● **Written problem**
Extract all lines that hold "JSON" from the records below.

● **Entries supplied**

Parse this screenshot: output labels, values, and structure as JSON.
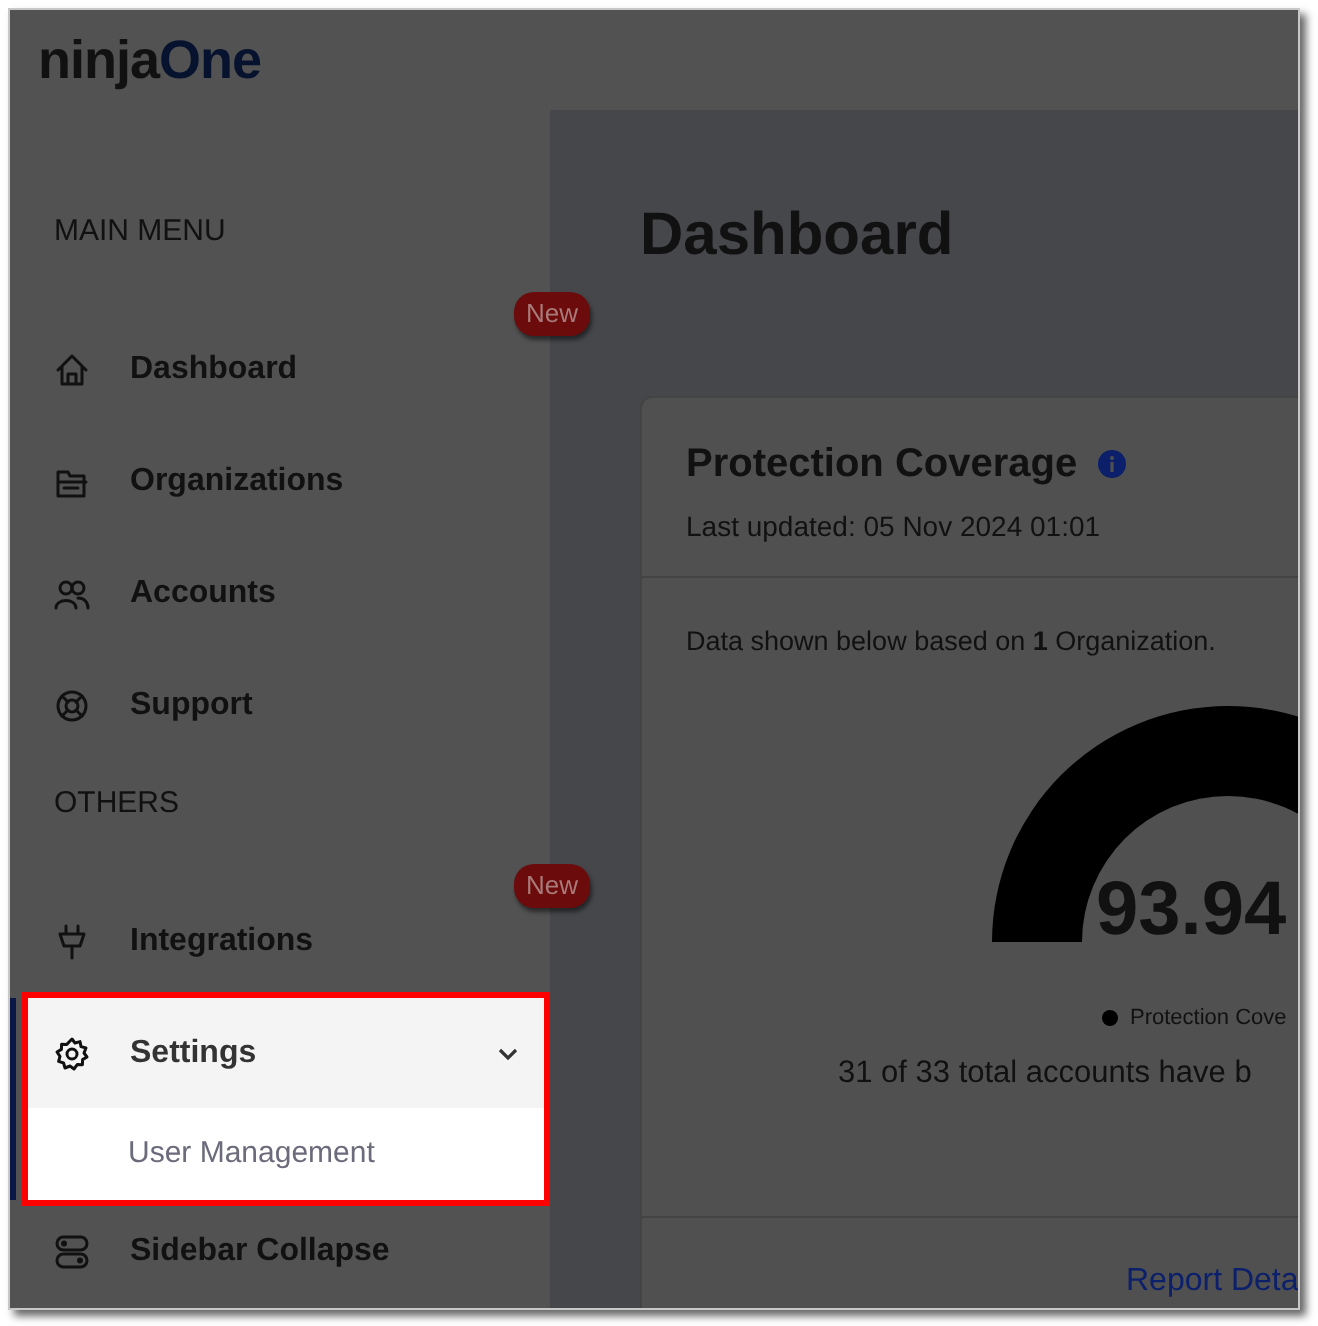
{
  "logo": {
    "prefix": "ninja",
    "suffix": "One"
  },
  "sidebar": {
    "sections": [
      {
        "heading": "MAIN MENU",
        "items": [
          {
            "label": "Dashboard",
            "badge": "New",
            "selected": false
          },
          {
            "label": "Organizations",
            "selected": false
          },
          {
            "label": "Accounts",
            "selected": false
          },
          {
            "label": "Support",
            "selected": false
          }
        ]
      },
      {
        "heading": "OTHERS",
        "items": [
          {
            "label": "Integrations",
            "badge": "New",
            "selected": false
          },
          {
            "label": "Settings",
            "selected": true,
            "highlighted": true,
            "expanded": true,
            "children": [
              {
                "label": "User Management"
              }
            ]
          }
        ]
      }
    ],
    "footer": {
      "label": "Sidebar Collapse"
    }
  },
  "page_title": "Dashboard",
  "card": {
    "title": "Protection Coverage",
    "updated": "Last updated: 05 Nov 2024 01:01",
    "note": "Data shown below based on **1** Organization.",
    "gauge_value": "93.94",
    "legend": "Protection Cove",
    "summary": "31 of 33 total accounts have b",
    "link": "Report Deta"
  }
}
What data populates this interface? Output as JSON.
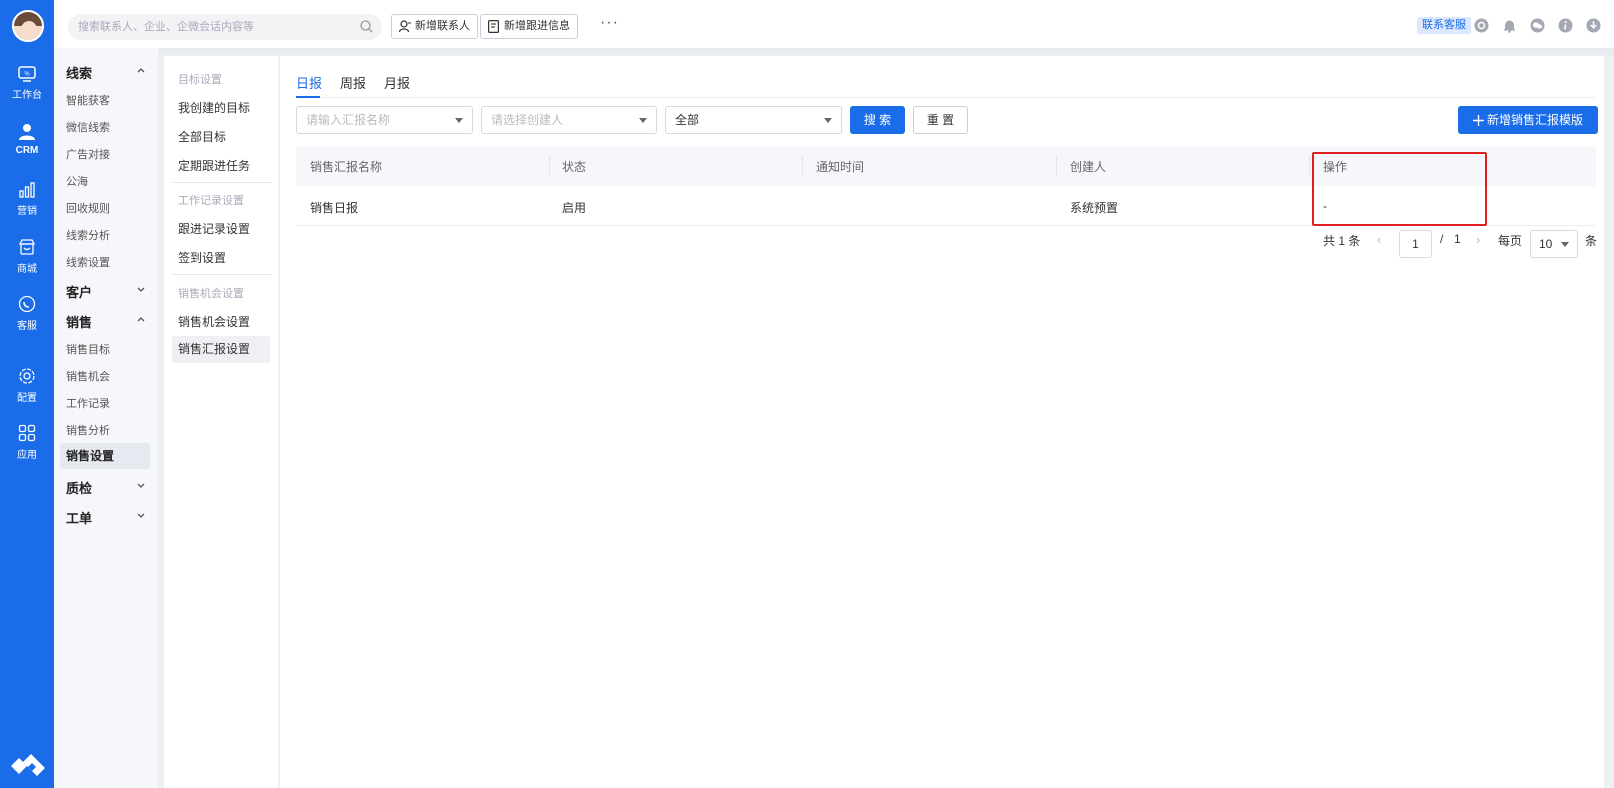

● **Solution below**
Parse this screenshot: output labels, values, and structure as JSON.
What data populates this interface? Output as JSON.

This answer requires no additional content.